= Task prompt =
Pick out each line below containing "Name".
☆ ☆ ☆ ☆ ☆ ☆ ☆
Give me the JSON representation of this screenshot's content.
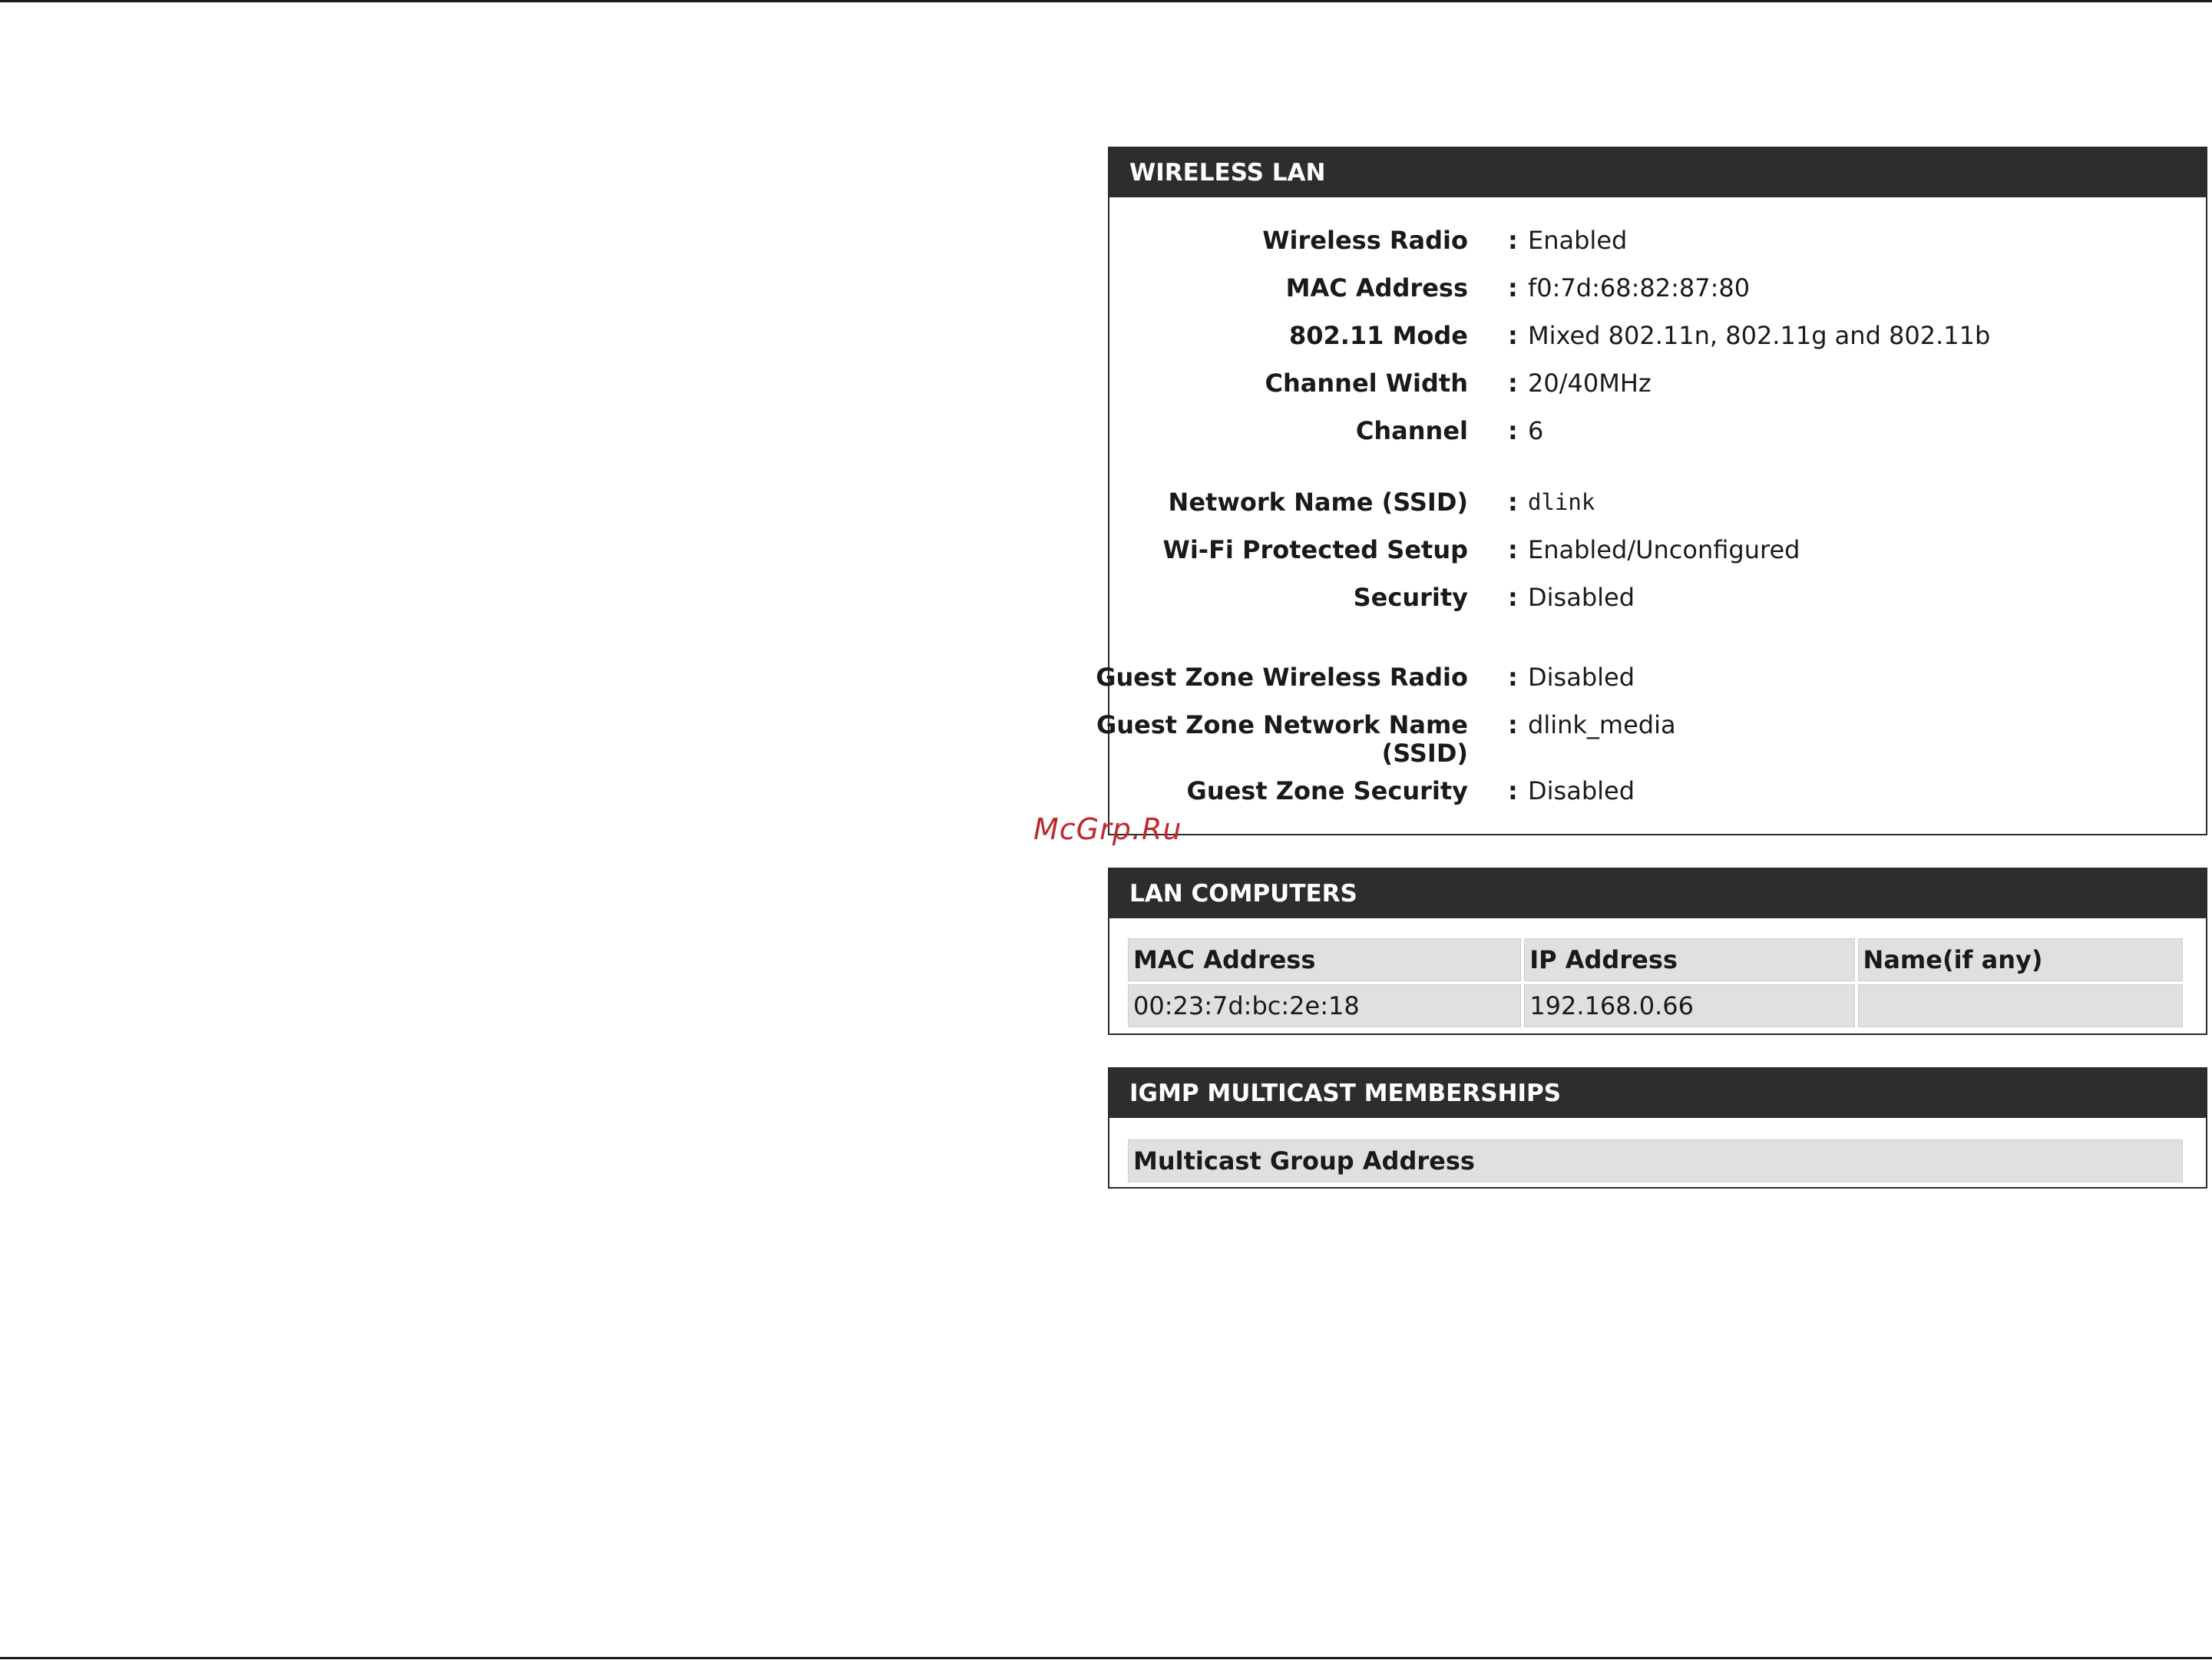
{
  "wireless_lan": {
    "title": "WIRELESS LAN",
    "rows": [
      {
        "label": "Wireless Radio",
        "value": "Enabled"
      },
      {
        "label": "MAC Address",
        "value": "f0:7d:68:82:87:80"
      },
      {
        "label": "802.11 Mode",
        "value": "Mixed 802.11n, 802.11g and 802.11b"
      },
      {
        "label": "Channel Width",
        "value": "20/40MHz"
      },
      {
        "label": "Channel",
        "value": "6"
      },
      {
        "label": "Network Name (SSID)",
        "value": "dlink"
      },
      {
        "label": "Wi-Fi Protected Setup",
        "value": "Enabled/Unconfigured"
      },
      {
        "label": "Security",
        "value": "Disabled"
      },
      {
        "label": "Guest Zone Wireless Radio",
        "value": "Disabled"
      },
      {
        "label": "Guest Zone Network Name",
        "label_line2": "(SSID)",
        "value": "dlink_media"
      },
      {
        "label": "Guest Zone Security",
        "value": "Disabled"
      }
    ],
    "separator": ":"
  },
  "lan_computers": {
    "title": "LAN COMPUTERS",
    "columns": [
      "MAC Address",
      "IP Address",
      "Name(if any)"
    ],
    "rows": [
      [
        "00:23:7d:bc:2e:18",
        "192.168.0.66",
        ""
      ]
    ]
  },
  "igmp": {
    "title": "IGMP MULTICAST MEMBERSHIPS",
    "columns": [
      "Multicast Group Address"
    ]
  },
  "watermark": "McGrp.Ru"
}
☆ ☆ ☆ ☆ ☆ ☆ ☆
= Exercise solution =
        "label": "Network Name (SSID)",
        "label": "Guest Zone Network Name",
      "Name(if any)"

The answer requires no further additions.